● **İstenen Görev 1**:
Verilen metne göre düşmanın 1995 baharında başlattığı kapsamlı saldırının adı nedir?

● **Verilen Metin**:
<<<<

Kaç yoldaşımızın sadece ismi bizde kaldı, kaç yoldaşımızın sadece silueti hafızalarımızda yer edindi ve kaç yoldaşımızın sesi hep kulaklarımızda çınlayarak kaldı. Özgürlük savaşını sürdürürken özlemler ve hatıralar bırakılır ardıllarına…
Bilirsin bu hakikat yolunda ilerlerken bir çok bedeli göze alırsın. En ağırı gelen yoldaşının gözünün önünde yitirilmesidir ve hiçbir şey yapamamanın burukluğu kalır geri kalan yoldaşlarına… yazarak ölümsüzleştirirsin yoldaşını ve bilirsin yoldaşını anlatmak tarihe geçmesini sağlamaktır. Bu hakikat yolunda nice yiğit tanrıçalarımız geçti. Geverli Felek arkadaşta o yiğit tanrıçalarımızdan biriydi.
Düşman 1995 baharıyla birlikte Çelik operasyonu adı altında çok kapsamlı bir saldırıya geçti. 380 kişilik tabur gücümüz Xakurkede, Geliya Reşte konumlandı. Taburumuzun sorumluluk alanı, düşmanın esasta güneye yönelik kapsamlı operasyonunun öncelikli hedefleri arasındaydı.
Düşmanın operasyon güçleri, Avdal Kofi karşısındaki Kévérti tepesine indirme yaptı. İndirme sırasında düşman gücünü vurduk. Kevertide girdiğimiz çatışmada tabur Biksicilerimizden bir arkadaş yaralandı. Biksisi yerde kaldı. Çatışmadan sonra tabur yönetimi gönüllü bir biksici istedi.

>>>>

● **Kayıtlı Satırlar**:

<<<<

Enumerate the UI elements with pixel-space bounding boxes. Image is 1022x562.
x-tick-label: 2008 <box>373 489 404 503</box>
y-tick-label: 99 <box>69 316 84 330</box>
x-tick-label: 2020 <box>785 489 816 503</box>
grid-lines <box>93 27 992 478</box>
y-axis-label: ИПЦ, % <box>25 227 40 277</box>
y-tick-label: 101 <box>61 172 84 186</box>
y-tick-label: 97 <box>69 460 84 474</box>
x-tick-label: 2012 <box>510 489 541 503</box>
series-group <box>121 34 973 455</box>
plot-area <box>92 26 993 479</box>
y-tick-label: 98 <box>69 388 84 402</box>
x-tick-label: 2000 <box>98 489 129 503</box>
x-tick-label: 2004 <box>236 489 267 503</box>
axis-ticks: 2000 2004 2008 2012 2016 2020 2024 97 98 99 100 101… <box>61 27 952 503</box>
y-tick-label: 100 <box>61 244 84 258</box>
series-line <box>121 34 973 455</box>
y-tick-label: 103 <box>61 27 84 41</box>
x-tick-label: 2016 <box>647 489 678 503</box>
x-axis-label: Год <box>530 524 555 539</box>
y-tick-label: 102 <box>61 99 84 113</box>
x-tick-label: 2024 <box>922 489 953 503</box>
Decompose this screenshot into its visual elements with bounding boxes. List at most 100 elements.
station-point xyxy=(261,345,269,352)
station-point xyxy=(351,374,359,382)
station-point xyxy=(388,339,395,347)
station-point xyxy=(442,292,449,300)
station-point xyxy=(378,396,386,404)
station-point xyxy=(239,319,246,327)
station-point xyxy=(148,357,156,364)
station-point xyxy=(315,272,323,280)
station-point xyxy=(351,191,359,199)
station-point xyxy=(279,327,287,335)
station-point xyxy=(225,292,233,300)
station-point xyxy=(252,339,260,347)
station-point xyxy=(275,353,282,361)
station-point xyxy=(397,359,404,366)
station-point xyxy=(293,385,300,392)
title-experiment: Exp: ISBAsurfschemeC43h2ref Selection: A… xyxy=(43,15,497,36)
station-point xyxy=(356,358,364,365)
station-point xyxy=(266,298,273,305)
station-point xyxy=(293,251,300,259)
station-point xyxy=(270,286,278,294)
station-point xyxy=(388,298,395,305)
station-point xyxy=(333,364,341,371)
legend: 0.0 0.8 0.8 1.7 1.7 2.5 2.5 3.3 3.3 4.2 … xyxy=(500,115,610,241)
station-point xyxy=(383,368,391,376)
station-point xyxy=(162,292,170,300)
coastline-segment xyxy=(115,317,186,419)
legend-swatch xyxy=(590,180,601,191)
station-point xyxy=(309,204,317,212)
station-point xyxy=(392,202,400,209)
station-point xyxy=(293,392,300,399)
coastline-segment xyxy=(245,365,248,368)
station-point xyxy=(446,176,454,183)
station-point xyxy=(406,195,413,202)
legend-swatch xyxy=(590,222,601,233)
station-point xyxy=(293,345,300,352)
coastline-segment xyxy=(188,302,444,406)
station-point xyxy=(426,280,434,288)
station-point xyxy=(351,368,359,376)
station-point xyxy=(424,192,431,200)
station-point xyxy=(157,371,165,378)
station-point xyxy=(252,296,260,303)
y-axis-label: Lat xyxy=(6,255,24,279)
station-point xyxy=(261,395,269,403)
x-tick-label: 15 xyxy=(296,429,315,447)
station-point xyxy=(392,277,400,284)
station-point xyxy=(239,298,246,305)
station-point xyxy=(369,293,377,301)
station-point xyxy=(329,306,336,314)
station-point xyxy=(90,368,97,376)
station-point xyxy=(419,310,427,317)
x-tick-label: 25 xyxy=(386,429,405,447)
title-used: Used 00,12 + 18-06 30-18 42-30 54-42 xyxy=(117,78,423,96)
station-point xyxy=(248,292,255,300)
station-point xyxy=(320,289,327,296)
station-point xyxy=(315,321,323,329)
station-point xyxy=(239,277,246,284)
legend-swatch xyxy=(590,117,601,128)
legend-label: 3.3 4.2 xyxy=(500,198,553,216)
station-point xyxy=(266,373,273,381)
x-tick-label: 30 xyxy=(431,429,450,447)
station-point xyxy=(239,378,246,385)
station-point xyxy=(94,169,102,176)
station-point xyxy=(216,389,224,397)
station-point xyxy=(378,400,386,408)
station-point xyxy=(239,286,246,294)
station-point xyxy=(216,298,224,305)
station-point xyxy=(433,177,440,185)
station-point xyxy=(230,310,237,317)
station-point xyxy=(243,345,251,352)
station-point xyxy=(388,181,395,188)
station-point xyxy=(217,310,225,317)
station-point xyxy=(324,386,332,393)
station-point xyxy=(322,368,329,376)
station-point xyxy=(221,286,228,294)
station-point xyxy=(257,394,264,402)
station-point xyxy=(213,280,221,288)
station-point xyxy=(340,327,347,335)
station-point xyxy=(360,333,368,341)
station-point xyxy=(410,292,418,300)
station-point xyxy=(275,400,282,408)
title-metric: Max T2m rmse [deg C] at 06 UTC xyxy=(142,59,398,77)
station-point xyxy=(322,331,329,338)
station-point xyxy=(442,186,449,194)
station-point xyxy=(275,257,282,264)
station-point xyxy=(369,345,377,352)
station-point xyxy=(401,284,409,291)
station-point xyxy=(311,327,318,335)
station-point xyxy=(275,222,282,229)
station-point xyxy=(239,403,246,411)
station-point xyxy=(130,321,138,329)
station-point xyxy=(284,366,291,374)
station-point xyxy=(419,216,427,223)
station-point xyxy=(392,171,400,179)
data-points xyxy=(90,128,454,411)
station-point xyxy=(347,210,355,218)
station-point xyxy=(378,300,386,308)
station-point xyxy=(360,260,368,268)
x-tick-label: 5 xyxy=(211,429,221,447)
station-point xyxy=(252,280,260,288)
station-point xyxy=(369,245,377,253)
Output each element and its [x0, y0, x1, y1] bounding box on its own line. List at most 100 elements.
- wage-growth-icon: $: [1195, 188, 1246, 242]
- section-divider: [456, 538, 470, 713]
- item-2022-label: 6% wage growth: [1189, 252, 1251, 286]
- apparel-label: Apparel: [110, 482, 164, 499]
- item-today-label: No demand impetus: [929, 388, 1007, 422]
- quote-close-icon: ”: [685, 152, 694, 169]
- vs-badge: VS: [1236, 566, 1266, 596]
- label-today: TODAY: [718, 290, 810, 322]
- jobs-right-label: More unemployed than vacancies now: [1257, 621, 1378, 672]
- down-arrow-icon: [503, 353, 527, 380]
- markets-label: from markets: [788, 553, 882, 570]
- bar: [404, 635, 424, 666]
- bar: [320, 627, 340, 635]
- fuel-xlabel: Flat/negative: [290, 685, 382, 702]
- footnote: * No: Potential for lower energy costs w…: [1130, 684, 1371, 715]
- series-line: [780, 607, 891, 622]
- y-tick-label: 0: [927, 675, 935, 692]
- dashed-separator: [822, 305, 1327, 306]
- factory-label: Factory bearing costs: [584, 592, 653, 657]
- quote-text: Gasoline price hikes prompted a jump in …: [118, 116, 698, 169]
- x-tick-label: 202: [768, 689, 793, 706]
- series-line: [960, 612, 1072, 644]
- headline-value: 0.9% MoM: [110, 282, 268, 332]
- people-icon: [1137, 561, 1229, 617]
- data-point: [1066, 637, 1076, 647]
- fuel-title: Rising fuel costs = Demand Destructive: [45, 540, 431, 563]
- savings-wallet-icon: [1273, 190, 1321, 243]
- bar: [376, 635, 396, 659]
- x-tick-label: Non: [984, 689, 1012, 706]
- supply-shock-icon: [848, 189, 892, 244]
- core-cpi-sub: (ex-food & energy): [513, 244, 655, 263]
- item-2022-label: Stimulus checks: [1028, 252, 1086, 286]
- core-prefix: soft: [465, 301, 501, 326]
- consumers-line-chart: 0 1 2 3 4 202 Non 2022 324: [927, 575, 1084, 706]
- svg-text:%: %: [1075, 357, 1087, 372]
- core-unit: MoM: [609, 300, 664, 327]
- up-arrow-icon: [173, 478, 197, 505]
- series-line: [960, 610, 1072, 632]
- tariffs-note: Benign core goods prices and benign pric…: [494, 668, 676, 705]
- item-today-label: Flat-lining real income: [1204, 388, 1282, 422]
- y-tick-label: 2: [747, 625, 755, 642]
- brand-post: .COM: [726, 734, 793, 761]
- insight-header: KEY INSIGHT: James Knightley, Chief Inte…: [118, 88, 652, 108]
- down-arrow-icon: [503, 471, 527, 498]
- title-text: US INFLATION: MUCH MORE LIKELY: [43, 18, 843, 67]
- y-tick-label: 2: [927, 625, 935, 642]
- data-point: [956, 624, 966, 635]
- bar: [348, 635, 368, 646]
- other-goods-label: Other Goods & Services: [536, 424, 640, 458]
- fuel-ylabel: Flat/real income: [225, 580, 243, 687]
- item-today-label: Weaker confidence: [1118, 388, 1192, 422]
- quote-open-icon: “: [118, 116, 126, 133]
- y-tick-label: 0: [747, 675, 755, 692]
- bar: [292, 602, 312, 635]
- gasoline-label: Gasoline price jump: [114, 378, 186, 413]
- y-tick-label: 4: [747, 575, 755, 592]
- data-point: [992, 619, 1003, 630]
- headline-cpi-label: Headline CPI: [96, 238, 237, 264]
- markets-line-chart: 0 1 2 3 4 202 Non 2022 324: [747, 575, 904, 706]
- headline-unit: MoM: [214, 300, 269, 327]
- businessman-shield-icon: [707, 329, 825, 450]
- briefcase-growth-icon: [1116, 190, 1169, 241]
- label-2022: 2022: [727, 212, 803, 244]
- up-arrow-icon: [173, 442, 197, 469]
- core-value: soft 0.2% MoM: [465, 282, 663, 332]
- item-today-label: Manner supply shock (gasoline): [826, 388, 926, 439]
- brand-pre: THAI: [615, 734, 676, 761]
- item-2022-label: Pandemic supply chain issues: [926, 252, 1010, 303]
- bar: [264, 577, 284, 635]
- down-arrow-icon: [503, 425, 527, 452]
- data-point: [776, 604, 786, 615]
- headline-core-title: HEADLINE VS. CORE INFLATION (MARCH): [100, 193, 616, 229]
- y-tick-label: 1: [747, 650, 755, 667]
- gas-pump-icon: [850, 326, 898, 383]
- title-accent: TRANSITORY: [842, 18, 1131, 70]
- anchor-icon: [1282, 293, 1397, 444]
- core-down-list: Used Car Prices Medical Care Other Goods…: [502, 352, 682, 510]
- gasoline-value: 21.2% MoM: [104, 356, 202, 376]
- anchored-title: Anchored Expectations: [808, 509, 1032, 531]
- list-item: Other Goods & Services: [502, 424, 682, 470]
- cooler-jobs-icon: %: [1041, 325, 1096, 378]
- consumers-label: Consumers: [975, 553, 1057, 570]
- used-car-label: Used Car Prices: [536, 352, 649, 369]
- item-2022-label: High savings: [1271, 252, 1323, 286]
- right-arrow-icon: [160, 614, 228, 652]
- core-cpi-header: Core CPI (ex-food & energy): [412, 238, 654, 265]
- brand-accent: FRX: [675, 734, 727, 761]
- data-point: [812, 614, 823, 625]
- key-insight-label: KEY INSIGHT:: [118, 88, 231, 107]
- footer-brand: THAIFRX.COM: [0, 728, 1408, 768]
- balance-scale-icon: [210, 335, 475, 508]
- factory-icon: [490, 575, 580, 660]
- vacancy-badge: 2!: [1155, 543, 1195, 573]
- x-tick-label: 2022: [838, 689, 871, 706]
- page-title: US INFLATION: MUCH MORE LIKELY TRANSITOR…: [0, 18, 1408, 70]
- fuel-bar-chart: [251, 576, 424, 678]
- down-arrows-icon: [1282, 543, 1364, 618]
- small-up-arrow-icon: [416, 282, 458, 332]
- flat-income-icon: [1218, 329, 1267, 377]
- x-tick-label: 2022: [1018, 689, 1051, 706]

>>>>

● **İstenen Görev 2**:
Kayıtlı satırları, ilk satırdan başlayarak "y-tick-label: 102 <box>61 99 84 113</box>" ifadesini içeren satıra kadar kelimesi kelimesine yeniden yazın. Bu son satırı da yazın ve orada durun.

● **Alıştırma Cevabı 1**:
Çelik operasyonu.

● **Alıştırma Cevabı 2**:
Enumerate the UI elements with pixel-space bounding boxes. Image is 1022x562.
x-tick-label: 2008 <box>373 489 404 503</box>
y-tick-label: 99 <box>69 316 84 330</box>
x-tick-label: 2020 <box>785 489 816 503</box>
grid-lines <box>93 27 992 478</box>
y-axis-label: ИПЦ, % <box>25 227 40 277</box>
y-tick-label: 101 <box>61 172 84 186</box>
y-tick-label: 97 <box>69 460 84 474</box>
x-tick-label: 2012 <box>510 489 541 503</box>
series-group <box>121 34 973 455</box>
plot-area <box>92 26 993 479</box>
y-tick-label: 98 <box>69 388 84 402</box>
x-tick-label: 2000 <box>98 489 129 503</box>
x-tick-label: 2004 <box>236 489 267 503</box>
axis-ticks: 2000 2004 2008 2012 2016 2020 2024 97 98 99 100 101… <box>61 27 952 503</box>
y-tick-label: 100 <box>61 244 84 258</box>
series-line <box>121 34 973 455</box>
y-tick-label: 103 <box>61 27 84 41</box>
x-tick-label: 2016 <box>647 489 678 503</box>
x-axis-label: Год <box>530 524 555 539</box>
y-tick-label: 102 <box>61 99 84 113</box>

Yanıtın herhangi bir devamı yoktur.